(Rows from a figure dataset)
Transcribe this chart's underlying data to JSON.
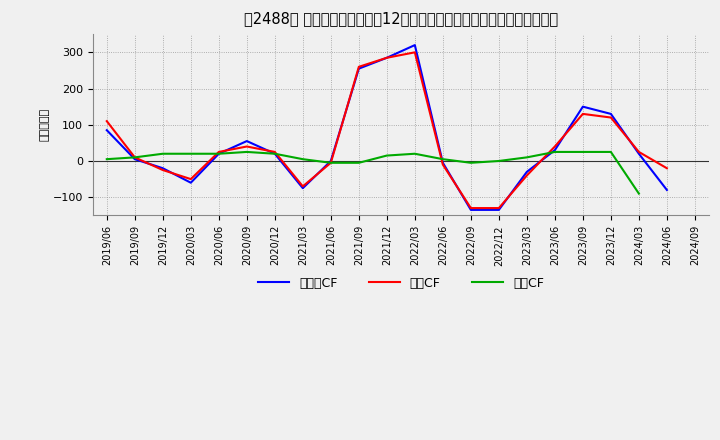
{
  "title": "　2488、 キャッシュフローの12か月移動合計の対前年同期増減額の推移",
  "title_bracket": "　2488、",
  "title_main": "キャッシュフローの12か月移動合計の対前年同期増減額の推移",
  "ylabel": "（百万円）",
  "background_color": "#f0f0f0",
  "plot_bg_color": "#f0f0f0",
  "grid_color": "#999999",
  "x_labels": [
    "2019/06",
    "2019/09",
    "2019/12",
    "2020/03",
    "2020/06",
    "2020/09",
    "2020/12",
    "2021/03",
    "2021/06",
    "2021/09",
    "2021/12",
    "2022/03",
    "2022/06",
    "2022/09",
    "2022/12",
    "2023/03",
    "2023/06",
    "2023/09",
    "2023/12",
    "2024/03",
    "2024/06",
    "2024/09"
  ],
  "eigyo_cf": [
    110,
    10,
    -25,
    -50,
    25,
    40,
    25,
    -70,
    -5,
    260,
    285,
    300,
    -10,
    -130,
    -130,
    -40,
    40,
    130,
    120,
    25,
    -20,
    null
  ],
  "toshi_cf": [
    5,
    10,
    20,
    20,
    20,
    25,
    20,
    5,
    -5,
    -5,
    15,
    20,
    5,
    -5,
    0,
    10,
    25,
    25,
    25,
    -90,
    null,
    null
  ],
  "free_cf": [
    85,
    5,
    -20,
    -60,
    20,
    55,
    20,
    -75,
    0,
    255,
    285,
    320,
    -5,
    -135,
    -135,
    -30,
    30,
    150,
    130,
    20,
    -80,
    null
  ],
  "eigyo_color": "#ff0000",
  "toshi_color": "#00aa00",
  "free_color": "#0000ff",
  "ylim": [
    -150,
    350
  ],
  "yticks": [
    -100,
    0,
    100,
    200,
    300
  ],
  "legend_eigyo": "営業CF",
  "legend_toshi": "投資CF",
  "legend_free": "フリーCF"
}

- What is required
Copy the material above exactly and drop the pictures.

- Answer to this exercise
Transcribe this chart's underlying data to JSON.
{
  "title": "　2488、 キャッシュフローの12か月移動合計の対前年同期増減額の推移",
  "title_bracket": "　2488、",
  "title_main": "キャッシュフローの12か月移動合計の対前年同期増減額の推移",
  "ylabel": "（百万円）",
  "background_color": "#f0f0f0",
  "plot_bg_color": "#f0f0f0",
  "grid_color": "#999999",
  "x_labels": [
    "2019/06",
    "2019/09",
    "2019/12",
    "2020/03",
    "2020/06",
    "2020/09",
    "2020/12",
    "2021/03",
    "2021/06",
    "2021/09",
    "2021/12",
    "2022/03",
    "2022/06",
    "2022/09",
    "2022/12",
    "2023/03",
    "2023/06",
    "2023/09",
    "2023/12",
    "2024/03",
    "2024/06",
    "2024/09"
  ],
  "eigyo_cf": [
    110,
    10,
    -25,
    -50,
    25,
    40,
    25,
    -70,
    -5,
    260,
    285,
    300,
    -10,
    -130,
    -130,
    -40,
    40,
    130,
    120,
    25,
    -20,
    null
  ],
  "toshi_cf": [
    5,
    10,
    20,
    20,
    20,
    25,
    20,
    5,
    -5,
    -5,
    15,
    20,
    5,
    -5,
    0,
    10,
    25,
    25,
    25,
    -90,
    null,
    null
  ],
  "free_cf": [
    85,
    5,
    -20,
    -60,
    20,
    55,
    20,
    -75,
    0,
    255,
    285,
    320,
    -5,
    -135,
    -135,
    -30,
    30,
    150,
    130,
    20,
    -80,
    null
  ],
  "eigyo_color": "#ff0000",
  "toshi_color": "#00aa00",
  "free_color": "#0000ff",
  "ylim": [
    -150,
    350
  ],
  "yticks": [
    -100,
    0,
    100,
    200,
    300
  ],
  "legend_eigyo": "営業CF",
  "legend_toshi": "投資CF",
  "legend_free": "フリーCF"
}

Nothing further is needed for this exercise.